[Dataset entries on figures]
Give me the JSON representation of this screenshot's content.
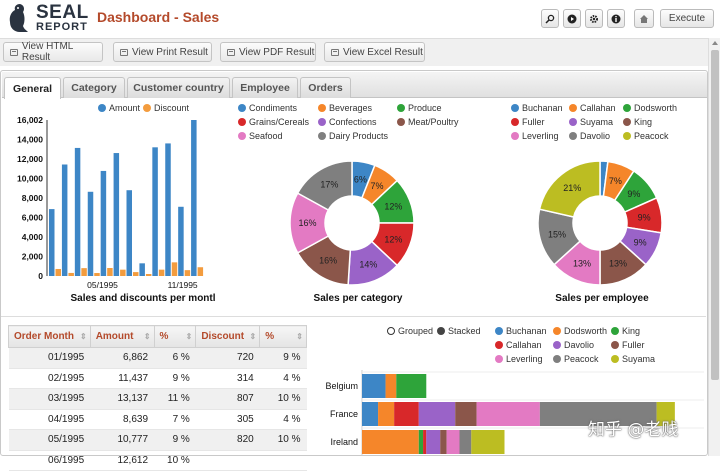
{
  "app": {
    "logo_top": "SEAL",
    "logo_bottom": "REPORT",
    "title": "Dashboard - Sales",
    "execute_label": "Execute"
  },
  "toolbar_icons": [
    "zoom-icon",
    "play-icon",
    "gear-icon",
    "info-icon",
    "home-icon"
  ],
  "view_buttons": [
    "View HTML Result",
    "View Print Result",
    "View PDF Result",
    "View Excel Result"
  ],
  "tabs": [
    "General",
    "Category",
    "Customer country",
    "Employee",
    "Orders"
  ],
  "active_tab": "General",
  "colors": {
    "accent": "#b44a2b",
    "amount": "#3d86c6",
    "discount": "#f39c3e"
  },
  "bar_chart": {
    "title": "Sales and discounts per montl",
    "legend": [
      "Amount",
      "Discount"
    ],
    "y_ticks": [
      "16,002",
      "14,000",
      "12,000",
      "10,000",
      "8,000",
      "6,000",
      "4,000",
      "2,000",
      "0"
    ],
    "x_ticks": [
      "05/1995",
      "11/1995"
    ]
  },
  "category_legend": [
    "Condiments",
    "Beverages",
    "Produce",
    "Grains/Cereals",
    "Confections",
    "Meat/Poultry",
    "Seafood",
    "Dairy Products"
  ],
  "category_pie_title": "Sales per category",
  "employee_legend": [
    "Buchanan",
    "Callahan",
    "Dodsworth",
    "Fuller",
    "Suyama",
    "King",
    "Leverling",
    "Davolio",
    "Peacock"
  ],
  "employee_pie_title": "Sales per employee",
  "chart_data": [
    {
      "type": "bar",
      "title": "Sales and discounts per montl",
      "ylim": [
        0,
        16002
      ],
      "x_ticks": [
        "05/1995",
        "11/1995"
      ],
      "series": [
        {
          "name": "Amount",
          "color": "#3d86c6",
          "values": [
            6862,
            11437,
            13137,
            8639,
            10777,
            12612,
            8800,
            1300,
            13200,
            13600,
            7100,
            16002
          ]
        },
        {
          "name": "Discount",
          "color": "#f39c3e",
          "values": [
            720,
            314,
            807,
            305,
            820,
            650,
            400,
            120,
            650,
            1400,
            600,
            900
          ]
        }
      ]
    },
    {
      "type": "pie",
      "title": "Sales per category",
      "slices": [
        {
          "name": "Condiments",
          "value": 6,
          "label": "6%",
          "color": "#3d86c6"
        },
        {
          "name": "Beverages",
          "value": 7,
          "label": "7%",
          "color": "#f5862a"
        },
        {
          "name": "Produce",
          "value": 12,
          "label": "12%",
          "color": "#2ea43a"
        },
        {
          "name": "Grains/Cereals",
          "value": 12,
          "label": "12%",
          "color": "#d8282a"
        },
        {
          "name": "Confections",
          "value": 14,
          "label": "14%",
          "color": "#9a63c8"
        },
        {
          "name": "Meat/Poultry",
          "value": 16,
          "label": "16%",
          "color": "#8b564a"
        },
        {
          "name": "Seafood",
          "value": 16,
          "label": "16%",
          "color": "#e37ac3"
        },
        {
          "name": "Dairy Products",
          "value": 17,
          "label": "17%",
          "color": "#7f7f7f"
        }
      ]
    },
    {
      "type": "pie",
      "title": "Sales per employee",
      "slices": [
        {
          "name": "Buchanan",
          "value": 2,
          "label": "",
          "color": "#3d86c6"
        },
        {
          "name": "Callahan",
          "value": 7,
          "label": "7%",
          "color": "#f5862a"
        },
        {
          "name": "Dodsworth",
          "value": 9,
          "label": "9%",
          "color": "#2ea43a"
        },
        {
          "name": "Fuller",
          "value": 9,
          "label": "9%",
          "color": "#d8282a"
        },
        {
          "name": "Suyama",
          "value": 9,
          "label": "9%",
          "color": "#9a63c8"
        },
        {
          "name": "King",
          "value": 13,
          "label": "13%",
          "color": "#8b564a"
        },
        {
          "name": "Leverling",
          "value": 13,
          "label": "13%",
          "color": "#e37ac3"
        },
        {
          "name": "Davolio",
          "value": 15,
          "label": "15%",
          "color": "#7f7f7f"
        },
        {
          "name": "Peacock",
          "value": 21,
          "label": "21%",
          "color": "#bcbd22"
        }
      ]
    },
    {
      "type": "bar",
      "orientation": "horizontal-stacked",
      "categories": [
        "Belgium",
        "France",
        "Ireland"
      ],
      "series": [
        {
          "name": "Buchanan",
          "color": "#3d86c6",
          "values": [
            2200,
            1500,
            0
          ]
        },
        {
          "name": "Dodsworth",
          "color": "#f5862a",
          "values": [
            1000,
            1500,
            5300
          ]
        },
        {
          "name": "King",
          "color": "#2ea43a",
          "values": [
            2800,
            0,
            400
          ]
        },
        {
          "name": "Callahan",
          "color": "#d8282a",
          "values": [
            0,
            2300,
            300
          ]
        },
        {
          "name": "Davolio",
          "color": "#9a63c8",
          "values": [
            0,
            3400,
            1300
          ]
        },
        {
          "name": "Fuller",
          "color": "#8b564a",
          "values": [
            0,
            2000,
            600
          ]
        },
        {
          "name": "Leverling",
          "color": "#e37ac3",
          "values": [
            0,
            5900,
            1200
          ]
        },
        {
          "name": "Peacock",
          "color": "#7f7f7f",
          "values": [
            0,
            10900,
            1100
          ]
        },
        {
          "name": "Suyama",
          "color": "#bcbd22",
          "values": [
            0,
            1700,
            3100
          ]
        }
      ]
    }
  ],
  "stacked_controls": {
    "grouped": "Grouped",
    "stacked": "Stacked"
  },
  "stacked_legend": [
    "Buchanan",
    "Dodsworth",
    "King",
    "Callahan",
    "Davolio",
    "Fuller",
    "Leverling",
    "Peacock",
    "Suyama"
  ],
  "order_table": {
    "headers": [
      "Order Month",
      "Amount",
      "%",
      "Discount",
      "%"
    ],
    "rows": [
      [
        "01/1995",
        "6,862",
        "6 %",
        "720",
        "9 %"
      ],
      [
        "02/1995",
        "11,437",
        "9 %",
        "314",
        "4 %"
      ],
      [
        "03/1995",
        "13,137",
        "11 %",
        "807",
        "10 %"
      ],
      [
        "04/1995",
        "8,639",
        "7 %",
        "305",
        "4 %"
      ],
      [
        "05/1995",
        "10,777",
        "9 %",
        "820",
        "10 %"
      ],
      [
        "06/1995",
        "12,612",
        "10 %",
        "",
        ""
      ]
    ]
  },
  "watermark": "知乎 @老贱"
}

§ **Goal**
Leave out the pictures and copy every record above exactly.

§ **Solution below**
Give me the JSON representation of this screenshot's content.
{
  "app": {
    "logo_top": "SEAL",
    "logo_bottom": "REPORT",
    "title": "Dashboard - Sales",
    "execute_label": "Execute"
  },
  "toolbar_icons": [
    "zoom-icon",
    "play-icon",
    "gear-icon",
    "info-icon",
    "home-icon"
  ],
  "view_buttons": [
    "View HTML Result",
    "View Print Result",
    "View PDF Result",
    "View Excel Result"
  ],
  "tabs": [
    "General",
    "Category",
    "Customer country",
    "Employee",
    "Orders"
  ],
  "active_tab": "General",
  "colors": {
    "accent": "#b44a2b",
    "amount": "#3d86c6",
    "discount": "#f39c3e"
  },
  "bar_chart": {
    "title": "Sales and discounts per montl",
    "legend": [
      "Amount",
      "Discount"
    ],
    "y_ticks": [
      "16,002",
      "14,000",
      "12,000",
      "10,000",
      "8,000",
      "6,000",
      "4,000",
      "2,000",
      "0"
    ],
    "x_ticks": [
      "05/1995",
      "11/1995"
    ]
  },
  "category_legend": [
    "Condiments",
    "Beverages",
    "Produce",
    "Grains/Cereals",
    "Confections",
    "Meat/Poultry",
    "Seafood",
    "Dairy Products"
  ],
  "category_pie_title": "Sales per category",
  "employee_legend": [
    "Buchanan",
    "Callahan",
    "Dodsworth",
    "Fuller",
    "Suyama",
    "King",
    "Leverling",
    "Davolio",
    "Peacock"
  ],
  "employee_pie_title": "Sales per employee",
  "chart_data": [
    {
      "type": "bar",
      "title": "Sales and discounts per montl",
      "ylim": [
        0,
        16002
      ],
      "x_ticks": [
        "05/1995",
        "11/1995"
      ],
      "series": [
        {
          "name": "Amount",
          "color": "#3d86c6",
          "values": [
            6862,
            11437,
            13137,
            8639,
            10777,
            12612,
            8800,
            1300,
            13200,
            13600,
            7100,
            16002
          ]
        },
        {
          "name": "Discount",
          "color": "#f39c3e",
          "values": [
            720,
            314,
            807,
            305,
            820,
            650,
            400,
            120,
            650,
            1400,
            600,
            900
          ]
        }
      ]
    },
    {
      "type": "pie",
      "title": "Sales per category",
      "slices": [
        {
          "name": "Condiments",
          "value": 6,
          "label": "6%",
          "color": "#3d86c6"
        },
        {
          "name": "Beverages",
          "value": 7,
          "label": "7%",
          "color": "#f5862a"
        },
        {
          "name": "Produce",
          "value": 12,
          "label": "12%",
          "color": "#2ea43a"
        },
        {
          "name": "Grains/Cereals",
          "value": 12,
          "label": "12%",
          "color": "#d8282a"
        },
        {
          "name": "Confections",
          "value": 14,
          "label": "14%",
          "color": "#9a63c8"
        },
        {
          "name": "Meat/Poultry",
          "value": 16,
          "label": "16%",
          "color": "#8b564a"
        },
        {
          "name": "Seafood",
          "value": 16,
          "label": "16%",
          "color": "#e37ac3"
        },
        {
          "name": "Dairy Products",
          "value": 17,
          "label": "17%",
          "color": "#7f7f7f"
        }
      ]
    },
    {
      "type": "pie",
      "title": "Sales per employee",
      "slices": [
        {
          "name": "Buchanan",
          "value": 2,
          "label": "",
          "color": "#3d86c6"
        },
        {
          "name": "Callahan",
          "value": 7,
          "label": "7%",
          "color": "#f5862a"
        },
        {
          "name": "Dodsworth",
          "value": 9,
          "label": "9%",
          "color": "#2ea43a"
        },
        {
          "name": "Fuller",
          "value": 9,
          "label": "9%",
          "color": "#d8282a"
        },
        {
          "name": "Suyama",
          "value": 9,
          "label": "9%",
          "color": "#9a63c8"
        },
        {
          "name": "King",
          "value": 13,
          "label": "13%",
          "color": "#8b564a"
        },
        {
          "name": "Leverling",
          "value": 13,
          "label": "13%",
          "color": "#e37ac3"
        },
        {
          "name": "Davolio",
          "value": 15,
          "label": "15%",
          "color": "#7f7f7f"
        },
        {
          "name": "Peacock",
          "value": 21,
          "label": "21%",
          "color": "#bcbd22"
        }
      ]
    },
    {
      "type": "bar",
      "orientation": "horizontal-stacked",
      "categories": [
        "Belgium",
        "France",
        "Ireland"
      ],
      "series": [
        {
          "name": "Buchanan",
          "color": "#3d86c6",
          "values": [
            2200,
            1500,
            0
          ]
        },
        {
          "name": "Dodsworth",
          "color": "#f5862a",
          "values": [
            1000,
            1500,
            5300
          ]
        },
        {
          "name": "King",
          "color": "#2ea43a",
          "values": [
            2800,
            0,
            400
          ]
        },
        {
          "name": "Callahan",
          "color": "#d8282a",
          "values": [
            0,
            2300,
            300
          ]
        },
        {
          "name": "Davolio",
          "color": "#9a63c8",
          "values": [
            0,
            3400,
            1300
          ]
        },
        {
          "name": "Fuller",
          "color": "#8b564a",
          "values": [
            0,
            2000,
            600
          ]
        },
        {
          "name": "Leverling",
          "color": "#e37ac3",
          "values": [
            0,
            5900,
            1200
          ]
        },
        {
          "name": "Peacock",
          "color": "#7f7f7f",
          "values": [
            0,
            10900,
            1100
          ]
        },
        {
          "name": "Suyama",
          "color": "#bcbd22",
          "values": [
            0,
            1700,
            3100
          ]
        }
      ]
    }
  ],
  "stacked_controls": {
    "grouped": "Grouped",
    "stacked": "Stacked"
  },
  "stacked_legend": [
    "Buchanan",
    "Dodsworth",
    "King",
    "Callahan",
    "Davolio",
    "Fuller",
    "Leverling",
    "Peacock",
    "Suyama"
  ],
  "order_table": {
    "headers": [
      "Order Month",
      "Amount",
      "%",
      "Discount",
      "%"
    ],
    "rows": [
      [
        "01/1995",
        "6,862",
        "6 %",
        "720",
        "9 %"
      ],
      [
        "02/1995",
        "11,437",
        "9 %",
        "314",
        "4 %"
      ],
      [
        "03/1995",
        "13,137",
        "11 %",
        "807",
        "10 %"
      ],
      [
        "04/1995",
        "8,639",
        "7 %",
        "305",
        "4 %"
      ],
      [
        "05/1995",
        "10,777",
        "9 %",
        "820",
        "10 %"
      ],
      [
        "06/1995",
        "12,612",
        "10 %",
        "",
        ""
      ]
    ]
  },
  "watermark": "知乎 @老贱"
}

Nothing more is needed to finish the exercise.